_Records to process_
★ ★ ★ ★ ★ ★ ★

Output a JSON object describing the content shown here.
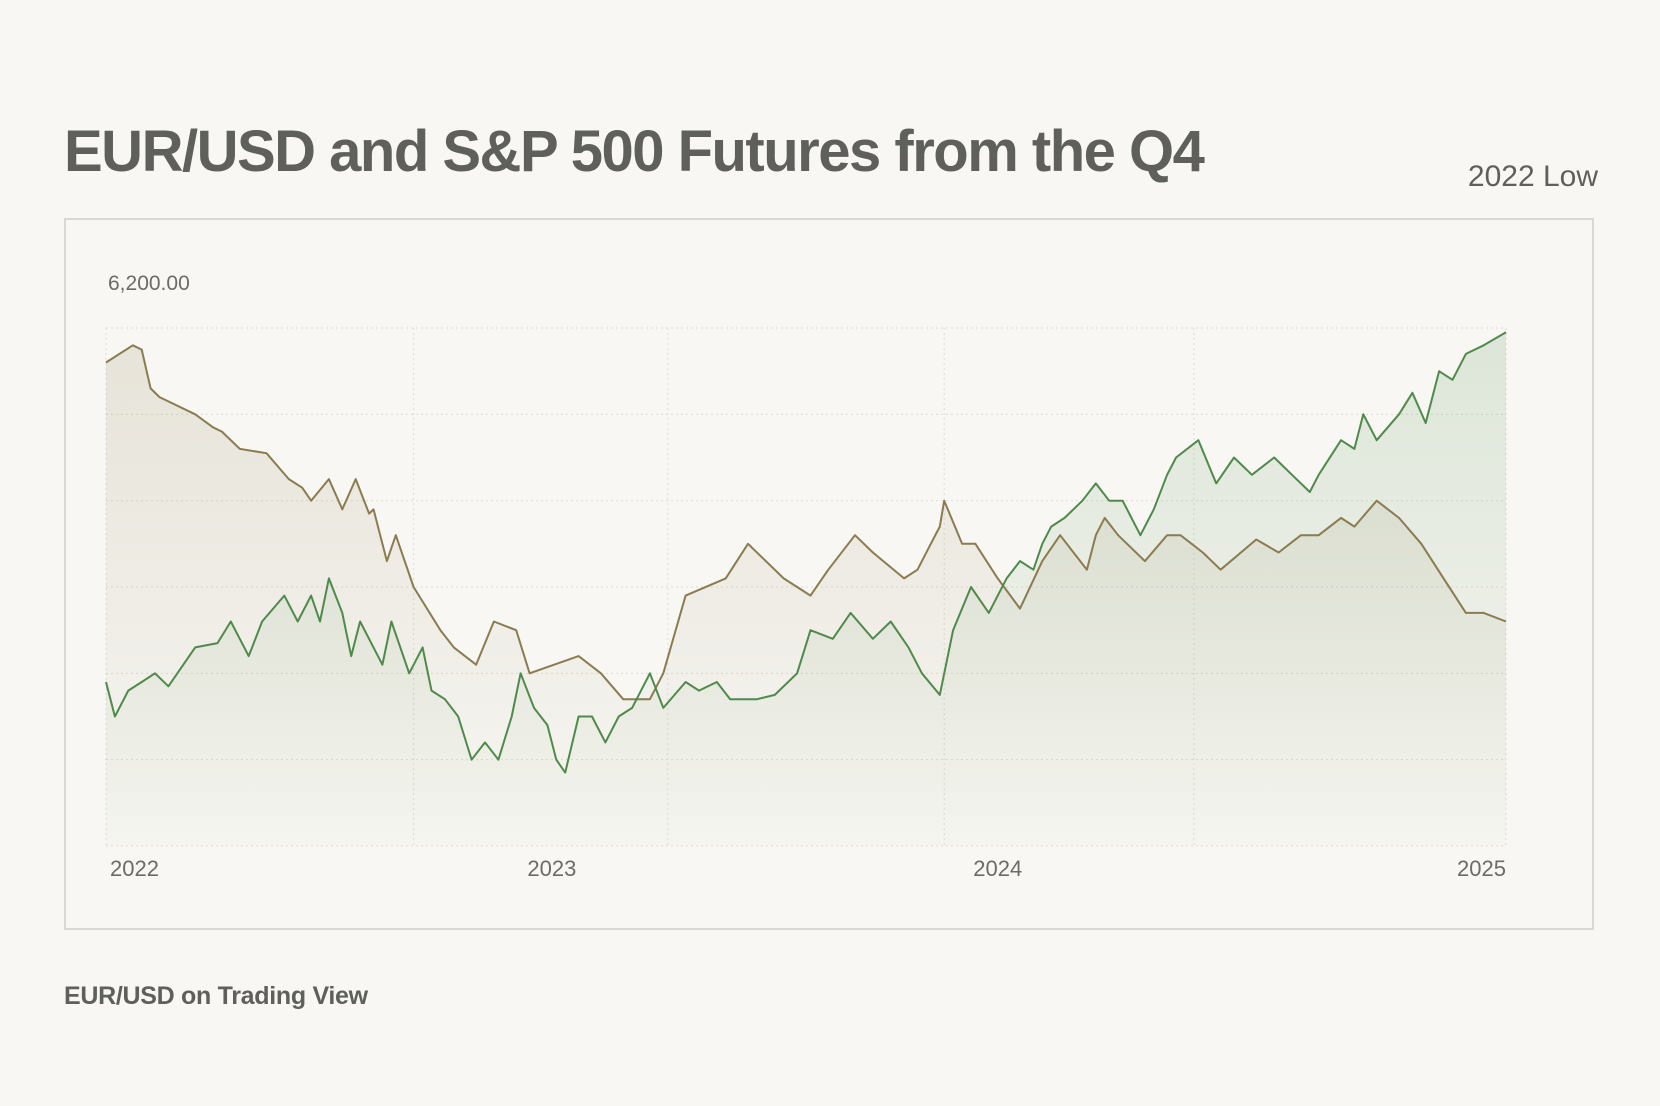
{
  "header": {
    "title": "EUR/USD and S&P 500 Futures from the Q4",
    "subtitle": "2022 Low"
  },
  "footer": {
    "source": "EUR/USD on Trading View"
  },
  "colors": {
    "background": "#f8f7f3",
    "eur_usd_line": "#8b7b50",
    "sp500_line": "#4f8a4b",
    "grid": "#dedcd6",
    "text": "#5f5f5c"
  },
  "chart_data": {
    "type": "area",
    "y_label_top": "6,200.00",
    "x_ticks": [
      {
        "label": "2022",
        "x": 2022.0
      },
      {
        "label": "2023",
        "x": 2023.0
      },
      {
        "label": "2024",
        "x": 2024.0
      },
      {
        "label": "2025",
        "x": 2025.14
      }
    ],
    "x_range": [
      2022.0,
      2025.14
    ],
    "ylim": [
      0,
      6
    ],
    "grid": {
      "horizontal_lines": 6,
      "vertical_at": [
        2022.0,
        2022.69,
        2023.26,
        2023.88,
        2024.44,
        2025.14
      ]
    },
    "series": [
      {
        "key": "eur_usd",
        "color": "#8b7b50",
        "x": [
          2022.0,
          2022.06,
          2022.08,
          2022.1,
          2022.12,
          2022.2,
          2022.24,
          2022.26,
          2022.3,
          2022.36,
          2022.41,
          2022.44,
          2022.46,
          2022.5,
          2022.53,
          2022.56,
          2022.59,
          2022.6,
          2022.62,
          2022.63,
          2022.65,
          2022.69,
          2022.75,
          2022.78,
          2022.83,
          2022.87,
          2022.92,
          2022.95,
          2023.06,
          2023.11,
          2023.16,
          2023.22,
          2023.25,
          2023.3,
          2023.39,
          2023.44,
          2023.52,
          2023.58,
          2023.62,
          2023.68,
          2023.72,
          2023.79,
          2023.82,
          2023.85,
          2023.87,
          2023.88,
          2023.92,
          2023.95,
          2024.0,
          2024.05,
          2024.1,
          2024.14,
          2024.17,
          2024.2,
          2024.22,
          2024.24,
          2024.27,
          2024.33,
          2024.38,
          2024.41,
          2024.46,
          2024.5,
          2024.58,
          2024.63,
          2024.68,
          2024.72,
          2024.77,
          2024.8,
          2024.85,
          2024.9,
          2024.95,
          2025.0,
          2025.05,
          2025.09,
          2025.14
        ],
        "y": [
          5.6,
          5.8,
          5.75,
          5.3,
          5.2,
          5.0,
          4.85,
          4.8,
          4.6,
          4.55,
          4.25,
          4.15,
          4.0,
          4.25,
          3.9,
          4.25,
          3.85,
          3.9,
          3.5,
          3.3,
          3.6,
          3.0,
          2.5,
          2.3,
          2.1,
          2.6,
          2.5,
          2.0,
          2.2,
          2.0,
          1.7,
          1.7,
          2.0,
          2.9,
          3.1,
          3.5,
          3.1,
          2.9,
          3.2,
          3.6,
          3.4,
          3.1,
          3.2,
          3.5,
          3.7,
          4.0,
          3.5,
          3.5,
          3.1,
          2.75,
          3.3,
          3.6,
          3.4,
          3.2,
          3.6,
          3.8,
          3.6,
          3.3,
          3.6,
          3.6,
          3.4,
          3.2,
          3.55,
          3.4,
          3.6,
          3.6,
          3.8,
          3.7,
          4.0,
          3.8,
          3.5,
          3.1,
          2.7,
          2.7,
          2.6
        ]
      },
      {
        "key": "sp500",
        "color": "#4f8a4b",
        "x": [
          2022.0,
          2022.02,
          2022.05,
          2022.08,
          2022.11,
          2022.14,
          2022.2,
          2022.25,
          2022.28,
          2022.32,
          2022.35,
          2022.4,
          2022.43,
          2022.46,
          2022.48,
          2022.5,
          2022.53,
          2022.55,
          2022.57,
          2022.6,
          2022.62,
          2022.64,
          2022.68,
          2022.71,
          2022.73,
          2022.76,
          2022.79,
          2022.82,
          2022.85,
          2022.88,
          2022.91,
          2022.93,
          2022.96,
          2022.99,
          2023.01,
          2023.03,
          2023.06,
          2023.09,
          2023.12,
          2023.15,
          2023.18,
          2023.22,
          2023.25,
          2023.3,
          2023.33,
          2023.37,
          2023.4,
          2023.46,
          2023.5,
          2023.55,
          2023.58,
          2023.63,
          2023.67,
          2023.72,
          2023.76,
          2023.8,
          2023.83,
          2023.87,
          2023.9,
          2023.94,
          2023.98,
          2024.02,
          2024.05,
          2024.08,
          2024.1,
          2024.12,
          2024.15,
          2024.19,
          2024.22,
          2024.25,
          2024.28,
          2024.32,
          2024.35,
          2024.38,
          2024.4,
          2024.45,
          2024.49,
          2024.53,
          2024.57,
          2024.62,
          2024.66,
          2024.7,
          2024.72,
          2024.77,
          2024.8,
          2024.82,
          2024.85,
          2024.9,
          2024.93,
          2024.96,
          2024.99,
          2025.02,
          2025.05,
          2025.09,
          2025.14
        ],
        "y": [
          1.9,
          1.5,
          1.8,
          1.9,
          2.0,
          1.85,
          2.3,
          2.35,
          2.6,
          2.2,
          2.6,
          2.9,
          2.6,
          2.9,
          2.6,
          3.1,
          2.7,
          2.2,
          2.6,
          2.3,
          2.1,
          2.6,
          2.0,
          2.3,
          1.8,
          1.7,
          1.5,
          1.0,
          1.2,
          1.0,
          1.5,
          2.0,
          1.6,
          1.4,
          1.0,
          0.85,
          1.5,
          1.5,
          1.2,
          1.5,
          1.6,
          2.0,
          1.6,
          1.9,
          1.8,
          1.9,
          1.7,
          1.7,
          1.75,
          2.0,
          2.5,
          2.4,
          2.7,
          2.4,
          2.6,
          2.3,
          2.0,
          1.75,
          2.5,
          3.0,
          2.7,
          3.1,
          3.3,
          3.2,
          3.5,
          3.7,
          3.8,
          4.0,
          4.2,
          4.0,
          4.0,
          3.6,
          3.9,
          4.3,
          4.5,
          4.7,
          4.2,
          4.5,
          4.3,
          4.5,
          4.3,
          4.1,
          4.3,
          4.7,
          4.6,
          5.0,
          4.7,
          5.0,
          5.25,
          4.9,
          5.5,
          5.4,
          5.7,
          5.8,
          5.95
        ]
      }
    ]
  }
}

★ ★ ★ ★ ★ ★ ★

_Description of the task_
Quote the data above in full and without alteration; skip the pictures.

_Result below_
Output a JSON object describing the content shown here.
{
  "header": {
    "title": "EUR/USD and S&P 500 Futures from the Q4",
    "subtitle": "2022 Low"
  },
  "footer": {
    "source": "EUR/USD on Trading View"
  },
  "colors": {
    "background": "#f8f7f3",
    "eur_usd_line": "#8b7b50",
    "sp500_line": "#4f8a4b",
    "grid": "#dedcd6",
    "text": "#5f5f5c"
  },
  "chart_data": {
    "type": "area",
    "y_label_top": "6,200.00",
    "x_ticks": [
      {
        "label": "2022",
        "x": 2022.0
      },
      {
        "label": "2023",
        "x": 2023.0
      },
      {
        "label": "2024",
        "x": 2024.0
      },
      {
        "label": "2025",
        "x": 2025.14
      }
    ],
    "x_range": [
      2022.0,
      2025.14
    ],
    "ylim": [
      0,
      6
    ],
    "grid": {
      "horizontal_lines": 6,
      "vertical_at": [
        2022.0,
        2022.69,
        2023.26,
        2023.88,
        2024.44,
        2025.14
      ]
    },
    "series": [
      {
        "key": "eur_usd",
        "color": "#8b7b50",
        "x": [
          2022.0,
          2022.06,
          2022.08,
          2022.1,
          2022.12,
          2022.2,
          2022.24,
          2022.26,
          2022.3,
          2022.36,
          2022.41,
          2022.44,
          2022.46,
          2022.5,
          2022.53,
          2022.56,
          2022.59,
          2022.6,
          2022.62,
          2022.63,
          2022.65,
          2022.69,
          2022.75,
          2022.78,
          2022.83,
          2022.87,
          2022.92,
          2022.95,
          2023.06,
          2023.11,
          2023.16,
          2023.22,
          2023.25,
          2023.3,
          2023.39,
          2023.44,
          2023.52,
          2023.58,
          2023.62,
          2023.68,
          2023.72,
          2023.79,
          2023.82,
          2023.85,
          2023.87,
          2023.88,
          2023.92,
          2023.95,
          2024.0,
          2024.05,
          2024.1,
          2024.14,
          2024.17,
          2024.2,
          2024.22,
          2024.24,
          2024.27,
          2024.33,
          2024.38,
          2024.41,
          2024.46,
          2024.5,
          2024.58,
          2024.63,
          2024.68,
          2024.72,
          2024.77,
          2024.8,
          2024.85,
          2024.9,
          2024.95,
          2025.0,
          2025.05,
          2025.09,
          2025.14
        ],
        "y": [
          5.6,
          5.8,
          5.75,
          5.3,
          5.2,
          5.0,
          4.85,
          4.8,
          4.6,
          4.55,
          4.25,
          4.15,
          4.0,
          4.25,
          3.9,
          4.25,
          3.85,
          3.9,
          3.5,
          3.3,
          3.6,
          3.0,
          2.5,
          2.3,
          2.1,
          2.6,
          2.5,
          2.0,
          2.2,
          2.0,
          1.7,
          1.7,
          2.0,
          2.9,
          3.1,
          3.5,
          3.1,
          2.9,
          3.2,
          3.6,
          3.4,
          3.1,
          3.2,
          3.5,
          3.7,
          4.0,
          3.5,
          3.5,
          3.1,
          2.75,
          3.3,
          3.6,
          3.4,
          3.2,
          3.6,
          3.8,
          3.6,
          3.3,
          3.6,
          3.6,
          3.4,
          3.2,
          3.55,
          3.4,
          3.6,
          3.6,
          3.8,
          3.7,
          4.0,
          3.8,
          3.5,
          3.1,
          2.7,
          2.7,
          2.6
        ]
      },
      {
        "key": "sp500",
        "color": "#4f8a4b",
        "x": [
          2022.0,
          2022.02,
          2022.05,
          2022.08,
          2022.11,
          2022.14,
          2022.2,
          2022.25,
          2022.28,
          2022.32,
          2022.35,
          2022.4,
          2022.43,
          2022.46,
          2022.48,
          2022.5,
          2022.53,
          2022.55,
          2022.57,
          2022.6,
          2022.62,
          2022.64,
          2022.68,
          2022.71,
          2022.73,
          2022.76,
          2022.79,
          2022.82,
          2022.85,
          2022.88,
          2022.91,
          2022.93,
          2022.96,
          2022.99,
          2023.01,
          2023.03,
          2023.06,
          2023.09,
          2023.12,
          2023.15,
          2023.18,
          2023.22,
          2023.25,
          2023.3,
          2023.33,
          2023.37,
          2023.4,
          2023.46,
          2023.5,
          2023.55,
          2023.58,
          2023.63,
          2023.67,
          2023.72,
          2023.76,
          2023.8,
          2023.83,
          2023.87,
          2023.9,
          2023.94,
          2023.98,
          2024.02,
          2024.05,
          2024.08,
          2024.1,
          2024.12,
          2024.15,
          2024.19,
          2024.22,
          2024.25,
          2024.28,
          2024.32,
          2024.35,
          2024.38,
          2024.4,
          2024.45,
          2024.49,
          2024.53,
          2024.57,
          2024.62,
          2024.66,
          2024.7,
          2024.72,
          2024.77,
          2024.8,
          2024.82,
          2024.85,
          2024.9,
          2024.93,
          2024.96,
          2024.99,
          2025.02,
          2025.05,
          2025.09,
          2025.14
        ],
        "y": [
          1.9,
          1.5,
          1.8,
          1.9,
          2.0,
          1.85,
          2.3,
          2.35,
          2.6,
          2.2,
          2.6,
          2.9,
          2.6,
          2.9,
          2.6,
          3.1,
          2.7,
          2.2,
          2.6,
          2.3,
          2.1,
          2.6,
          2.0,
          2.3,
          1.8,
          1.7,
          1.5,
          1.0,
          1.2,
          1.0,
          1.5,
          2.0,
          1.6,
          1.4,
          1.0,
          0.85,
          1.5,
          1.5,
          1.2,
          1.5,
          1.6,
          2.0,
          1.6,
          1.9,
          1.8,
          1.9,
          1.7,
          1.7,
          1.75,
          2.0,
          2.5,
          2.4,
          2.7,
          2.4,
          2.6,
          2.3,
          2.0,
          1.75,
          2.5,
          3.0,
          2.7,
          3.1,
          3.3,
          3.2,
          3.5,
          3.7,
          3.8,
          4.0,
          4.2,
          4.0,
          4.0,
          3.6,
          3.9,
          4.3,
          4.5,
          4.7,
          4.2,
          4.5,
          4.3,
          4.5,
          4.3,
          4.1,
          4.3,
          4.7,
          4.6,
          5.0,
          4.7,
          5.0,
          5.25,
          4.9,
          5.5,
          5.4,
          5.7,
          5.8,
          5.95
        ]
      }
    ]
  }
}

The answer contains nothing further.